## CHALLENGE
Locate each line below that includes "armazenamento" and reproduce it.

## PROVIDED MATERIAL

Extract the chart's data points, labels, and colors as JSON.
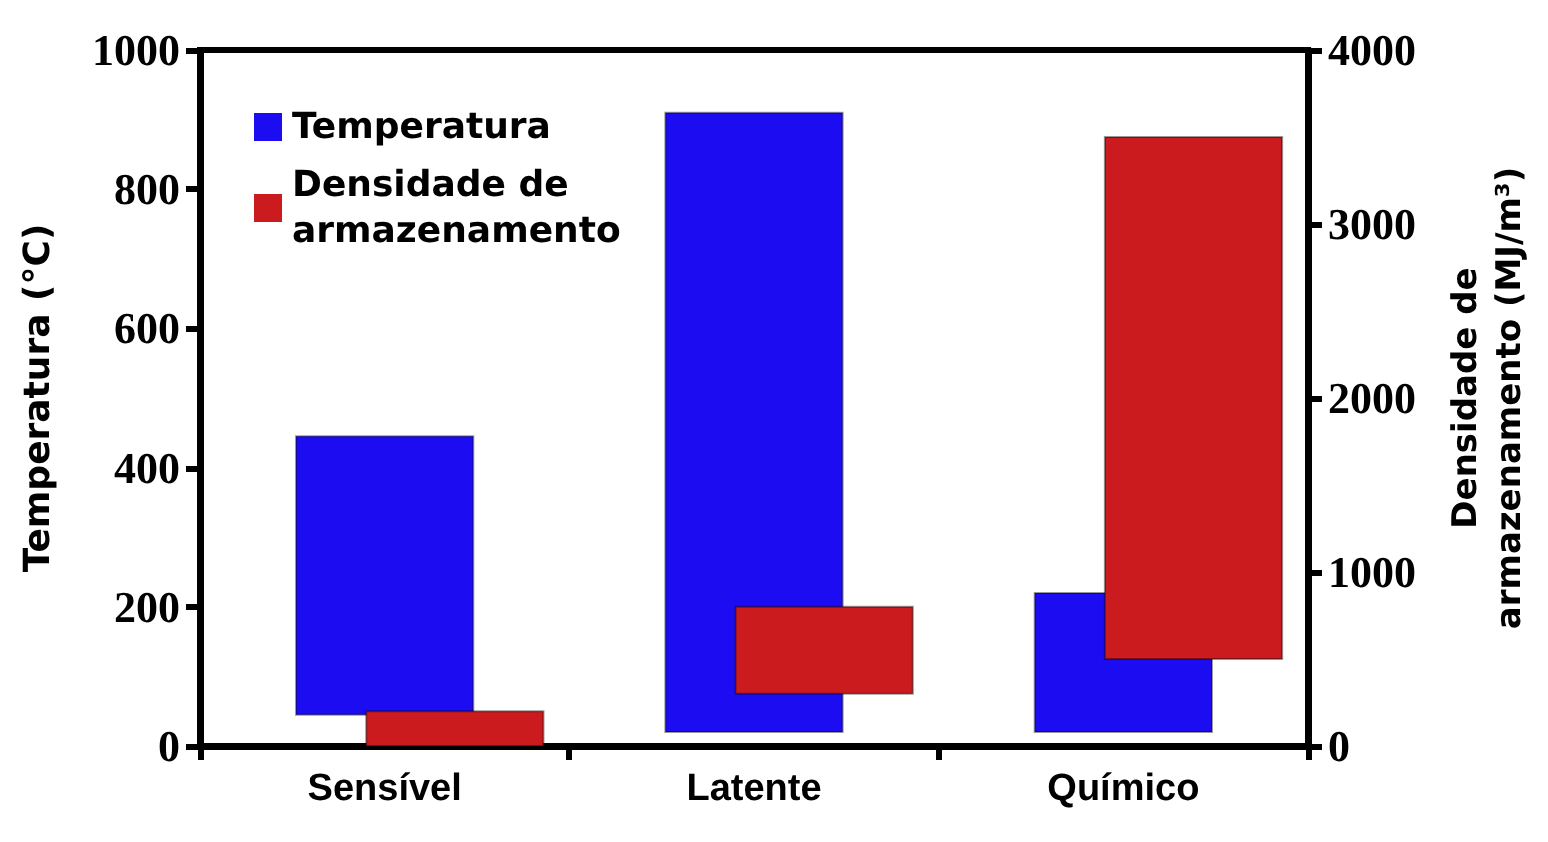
{
  "chart_data": {
    "type": "bar",
    "categories": [
      "Sensível",
      "Latente",
      "Químico"
    ],
    "ylabel": "Temperatura (°C)",
    "y2label": "Densidade de armazenamento (MJ/m³)",
    "series": [
      {
        "name": "Temperatura",
        "color": "#1c0cf2",
        "values": [
          400,
          890,
          200
        ],
        "base": [
          45,
          20,
          20
        ]
      },
      {
        "name": "Densidade de armazenamento",
        "color": "#cc1b1e",
        "axis": "y2",
        "values": [
          200,
          500,
          3000
        ],
        "base": [
          0,
          300,
          500
        ]
      }
    ],
    "ylim": [
      0,
      1000
    ],
    "yticks": [
      0,
      200,
      400,
      600,
      800,
      1000
    ],
    "y2lim": [
      0,
      4000
    ],
    "y2ticks": [
      0,
      1000,
      2000,
      3000,
      4000
    ],
    "legend": "top left"
  }
}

## SOLUTION
    "y2label": "Densidade de armazenamento (MJ/m³)",
        "name": "Densidade de armazenamento",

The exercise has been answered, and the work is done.